-- begin --

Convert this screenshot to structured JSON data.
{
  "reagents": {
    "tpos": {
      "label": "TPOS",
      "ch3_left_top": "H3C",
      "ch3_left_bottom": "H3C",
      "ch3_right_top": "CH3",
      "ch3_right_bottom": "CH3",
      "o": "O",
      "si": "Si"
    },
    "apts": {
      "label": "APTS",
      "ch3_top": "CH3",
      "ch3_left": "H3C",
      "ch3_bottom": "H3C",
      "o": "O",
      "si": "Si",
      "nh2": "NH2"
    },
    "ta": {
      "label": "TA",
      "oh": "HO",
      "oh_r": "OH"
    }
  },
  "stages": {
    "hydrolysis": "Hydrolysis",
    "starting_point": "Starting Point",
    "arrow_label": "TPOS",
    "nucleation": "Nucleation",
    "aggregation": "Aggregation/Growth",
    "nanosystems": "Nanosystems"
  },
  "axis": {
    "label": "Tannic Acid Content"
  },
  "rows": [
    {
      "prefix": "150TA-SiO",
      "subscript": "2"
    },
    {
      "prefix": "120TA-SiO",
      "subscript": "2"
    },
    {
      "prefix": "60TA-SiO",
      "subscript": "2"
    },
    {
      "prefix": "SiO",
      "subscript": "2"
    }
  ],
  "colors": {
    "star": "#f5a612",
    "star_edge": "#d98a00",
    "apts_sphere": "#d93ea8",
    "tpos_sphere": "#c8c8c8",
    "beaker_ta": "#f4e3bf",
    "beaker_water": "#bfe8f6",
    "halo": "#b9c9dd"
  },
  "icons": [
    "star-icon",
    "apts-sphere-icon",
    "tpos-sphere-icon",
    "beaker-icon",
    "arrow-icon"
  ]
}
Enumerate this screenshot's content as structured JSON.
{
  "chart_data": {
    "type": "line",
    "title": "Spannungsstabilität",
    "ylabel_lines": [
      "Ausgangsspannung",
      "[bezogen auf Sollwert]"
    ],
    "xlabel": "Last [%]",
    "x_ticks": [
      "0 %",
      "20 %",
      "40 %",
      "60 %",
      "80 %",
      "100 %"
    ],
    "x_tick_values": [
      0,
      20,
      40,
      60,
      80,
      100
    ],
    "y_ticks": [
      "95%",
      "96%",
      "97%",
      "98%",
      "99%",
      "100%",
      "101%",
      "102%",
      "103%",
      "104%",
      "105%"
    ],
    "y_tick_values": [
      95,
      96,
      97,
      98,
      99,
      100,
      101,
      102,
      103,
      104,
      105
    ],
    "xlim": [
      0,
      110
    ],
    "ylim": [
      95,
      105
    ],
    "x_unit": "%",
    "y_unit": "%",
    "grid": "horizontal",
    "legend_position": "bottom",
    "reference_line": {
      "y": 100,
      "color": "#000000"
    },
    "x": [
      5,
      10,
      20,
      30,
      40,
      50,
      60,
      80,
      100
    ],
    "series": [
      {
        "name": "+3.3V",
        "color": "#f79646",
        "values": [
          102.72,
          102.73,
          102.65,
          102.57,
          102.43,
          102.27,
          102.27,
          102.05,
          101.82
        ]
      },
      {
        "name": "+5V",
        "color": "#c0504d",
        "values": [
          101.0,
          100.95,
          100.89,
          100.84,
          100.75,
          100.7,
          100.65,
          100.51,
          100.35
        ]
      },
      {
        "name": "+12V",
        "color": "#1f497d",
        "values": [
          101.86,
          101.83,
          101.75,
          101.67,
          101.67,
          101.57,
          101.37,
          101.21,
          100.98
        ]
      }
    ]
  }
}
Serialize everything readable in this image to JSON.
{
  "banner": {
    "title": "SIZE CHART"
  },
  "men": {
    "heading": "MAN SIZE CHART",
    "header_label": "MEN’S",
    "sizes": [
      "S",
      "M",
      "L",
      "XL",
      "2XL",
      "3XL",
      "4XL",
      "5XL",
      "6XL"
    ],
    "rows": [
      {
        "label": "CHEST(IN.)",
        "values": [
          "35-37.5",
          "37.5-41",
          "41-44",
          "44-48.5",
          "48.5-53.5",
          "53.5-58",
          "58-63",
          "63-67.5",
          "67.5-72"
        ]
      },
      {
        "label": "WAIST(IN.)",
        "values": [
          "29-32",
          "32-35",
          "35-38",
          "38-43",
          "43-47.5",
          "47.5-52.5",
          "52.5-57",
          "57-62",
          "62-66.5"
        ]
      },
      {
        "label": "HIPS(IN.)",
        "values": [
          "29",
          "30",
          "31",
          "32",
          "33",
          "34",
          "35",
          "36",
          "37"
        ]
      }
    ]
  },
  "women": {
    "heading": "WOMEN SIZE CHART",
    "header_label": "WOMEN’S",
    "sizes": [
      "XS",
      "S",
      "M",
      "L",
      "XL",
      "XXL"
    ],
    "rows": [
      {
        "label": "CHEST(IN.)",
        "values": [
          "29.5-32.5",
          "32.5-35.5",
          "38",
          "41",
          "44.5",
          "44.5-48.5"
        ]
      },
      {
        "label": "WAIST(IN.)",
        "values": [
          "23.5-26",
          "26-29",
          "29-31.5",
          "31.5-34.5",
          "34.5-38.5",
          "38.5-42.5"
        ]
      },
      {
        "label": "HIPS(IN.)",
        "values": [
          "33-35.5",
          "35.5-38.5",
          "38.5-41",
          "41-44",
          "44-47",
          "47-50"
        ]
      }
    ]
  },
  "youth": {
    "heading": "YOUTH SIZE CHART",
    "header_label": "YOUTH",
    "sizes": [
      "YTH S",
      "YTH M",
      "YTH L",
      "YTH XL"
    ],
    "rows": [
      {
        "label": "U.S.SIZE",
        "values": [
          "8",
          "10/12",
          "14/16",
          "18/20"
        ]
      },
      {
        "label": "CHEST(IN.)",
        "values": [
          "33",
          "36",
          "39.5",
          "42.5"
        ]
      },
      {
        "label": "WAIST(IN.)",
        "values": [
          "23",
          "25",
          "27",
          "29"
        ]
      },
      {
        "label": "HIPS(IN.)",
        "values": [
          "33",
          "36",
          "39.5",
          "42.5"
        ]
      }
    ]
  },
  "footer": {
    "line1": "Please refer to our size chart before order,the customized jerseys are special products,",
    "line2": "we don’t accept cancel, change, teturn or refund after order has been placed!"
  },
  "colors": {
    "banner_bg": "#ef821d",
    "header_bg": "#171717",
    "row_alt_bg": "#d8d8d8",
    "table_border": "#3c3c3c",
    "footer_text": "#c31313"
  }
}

-- end --

Brief: Please give back all of the records exactly as written.

Right answer:
Convert this screenshot to structured JSON data.
{
  "reagents": {
    "tpos": {
      "label": "TPOS",
      "ch3_left_top": "H3C",
      "ch3_left_bottom": "H3C",
      "ch3_right_top": "CH3",
      "ch3_right_bottom": "CH3",
      "o": "O",
      "si": "Si"
    },
    "apts": {
      "label": "APTS",
      "ch3_top": "CH3",
      "ch3_left": "H3C",
      "ch3_bottom": "H3C",
      "o": "O",
      "si": "Si",
      "nh2": "NH2"
    },
    "ta": {
      "label": "TA",
      "oh": "HO",
      "oh_r": "OH"
    }
  },
  "stages": {
    "hydrolysis": "Hydrolysis",
    "starting_point": "Starting Point",
    "arrow_label": "TPOS",
    "nucleation": "Nucleation",
    "aggregation": "Aggregation/Growth",
    "nanosystems": "Nanosystems"
  },
  "axis": {
    "label": "Tannic Acid Content"
  },
  "rows": [
    {
      "prefix": "150TA-SiO",
      "subscript": "2"
    },
    {
      "prefix": "120TA-SiO",
      "subscript": "2"
    },
    {
      "prefix": "60TA-SiO",
      "subscript": "2"
    },
    {
      "prefix": "SiO",
      "subscript": "2"
    }
  ],
  "colors": {
    "star": "#f5a612",
    "star_edge": "#d98a00",
    "apts_sphere": "#d93ea8",
    "tpos_sphere": "#c8c8c8",
    "beaker_ta": "#f4e3bf",
    "beaker_water": "#bfe8f6",
    "halo": "#b9c9dd"
  },
  "icons": [
    "star-icon",
    "apts-sphere-icon",
    "tpos-sphere-icon",
    "beaker-icon",
    "arrow-icon"
  ]
}
Enumerate this screenshot's content as structured JSON.
{
  "chart_data": {
    "type": "line",
    "title": "Spannungsstabilität",
    "ylabel_lines": [
      "Ausgangsspannung",
      "[bezogen auf Sollwert]"
    ],
    "xlabel": "Last [%]",
    "x_ticks": [
      "0 %",
      "20 %",
      "40 %",
      "60 %",
      "80 %",
      "100 %"
    ],
    "x_tick_values": [
      0,
      20,
      40,
      60,
      80,
      100
    ],
    "y_ticks": [
      "95%",
      "96%",
      "97%",
      "98%",
      "99%",
      "100%",
      "101%",
      "102%",
      "103%",
      "104%",
      "105%"
    ],
    "y_tick_values": [
      95,
      96,
      97,
      98,
      99,
      100,
      101,
      102,
      103,
      104,
      105
    ],
    "xlim": [
      0,
      110
    ],
    "ylim": [
      95,
      105
    ],
    "x_unit": "%",
    "y_unit": "%",
    "grid": "horizontal",
    "legend_position": "bottom",
    "reference_line": {
      "y": 100,
      "color": "#000000"
    },
    "x": [
      5,
      10,
      20,
      30,
      40,
      50,
      60,
      80,
      100
    ],
    "series": [
      {
        "name": "+3.3V",
        "color": "#f79646",
        "values": [
          102.72,
          102.73,
          102.65,
          102.57,
          102.43,
          102.27,
          102.27,
          102.05,
          101.82
        ]
      },
      {
        "name": "+5V",
        "color": "#c0504d",
        "values": [
          101.0,
          100.95,
          100.89,
          100.84,
          100.75,
          100.7,
          100.65,
          100.51,
          100.35
        ]
      },
      {
        "name": "+12V",
        "color": "#1f497d",
        "values": [
          101.86,
          101.83,
          101.75,
          101.67,
          101.67,
          101.57,
          101.37,
          101.21,
          100.98
        ]
      }
    ]
  }
}
Serialize everything readable in this image to JSON.
{
  "banner": {
    "title": "SIZE CHART"
  },
  "men": {
    "heading": "MAN SIZE CHART",
    "header_label": "MEN’S",
    "sizes": [
      "S",
      "M",
      "L",
      "XL",
      "2XL",
      "3XL",
      "4XL",
      "5XL",
      "6XL"
    ],
    "rows": [
      {
        "label": "CHEST(IN.)",
        "values": [
          "35-37.5",
          "37.5-41",
          "41-44",
          "44-48.5",
          "48.5-53.5",
          "53.5-58",
          "58-63",
          "63-67.5",
          "67.5-72"
        ]
      },
      {
        "label": "WAIST(IN.)",
        "values": [
          "29-32",
          "32-35",
          "35-38",
          "38-43",
          "43-47.5",
          "47.5-52.5",
          "52.5-57",
          "57-62",
          "62-66.5"
        ]
      },
      {
        "label": "HIPS(IN.)",
        "values": [
          "29",
          "30",
          "31",
          "32",
          "33",
          "34",
          "35",
          "36",
          "37"
        ]
      }
    ]
  },
  "women": {
    "heading": "WOMEN SIZE CHART",
    "header_label": "WOMEN’S",
    "sizes": [
      "XS",
      "S",
      "M",
      "L",
      "XL",
      "XXL"
    ],
    "rows": [
      {
        "label": "CHEST(IN.)",
        "values": [
          "29.5-32.5",
          "32.5-35.5",
          "38",
          "41",
          "44.5",
          "44.5-48.5"
        ]
      },
      {
        "label": "WAIST(IN.)",
        "values": [
          "23.5-26",
          "26-29",
          "29-31.5",
          "31.5-34.5",
          "34.5-38.5",
          "38.5-42.5"
        ]
      },
      {
        "label": "HIPS(IN.)",
        "values": [
          "33-35.5",
          "35.5-38.5",
          "38.5-41",
          "41-44",
          "44-47",
          "47-50"
        ]
      }
    ]
  },
  "youth": {
    "heading": "YOUTH SIZE CHART",
    "header_label": "YOUTH",
    "sizes": [
      "YTH S",
      "YTH M",
      "YTH L",
      "YTH XL"
    ],
    "rows": [
      {
        "label": "U.S.SIZE",
        "values": [
          "8",
          "10/12",
          "14/16",
          "18/20"
        ]
      },
      {
        "label": "CHEST(IN.)",
        "values": [
          "33",
          "36",
          "39.5",
          "42.5"
        ]
      },
      {
        "label": "WAIST(IN.)",
        "values": [
          "23",
          "25",
          "27",
          "29"
        ]
      },
      {
        "label": "HIPS(IN.)",
        "values": [
          "33",
          "36",
          "39.5",
          "42.5"
        ]
      }
    ]
  },
  "footer": {
    "line1": "Please refer to our size chart before order,the customized jerseys are special products,",
    "line2": "we don’t accept cancel, change, teturn or refund after order has been placed!"
  },
  "colors": {
    "banner_bg": "#ef821d",
    "header_bg": "#171717",
    "row_alt_bg": "#d8d8d8",
    "table_border": "#3c3c3c",
    "footer_text": "#c31313"
  }
}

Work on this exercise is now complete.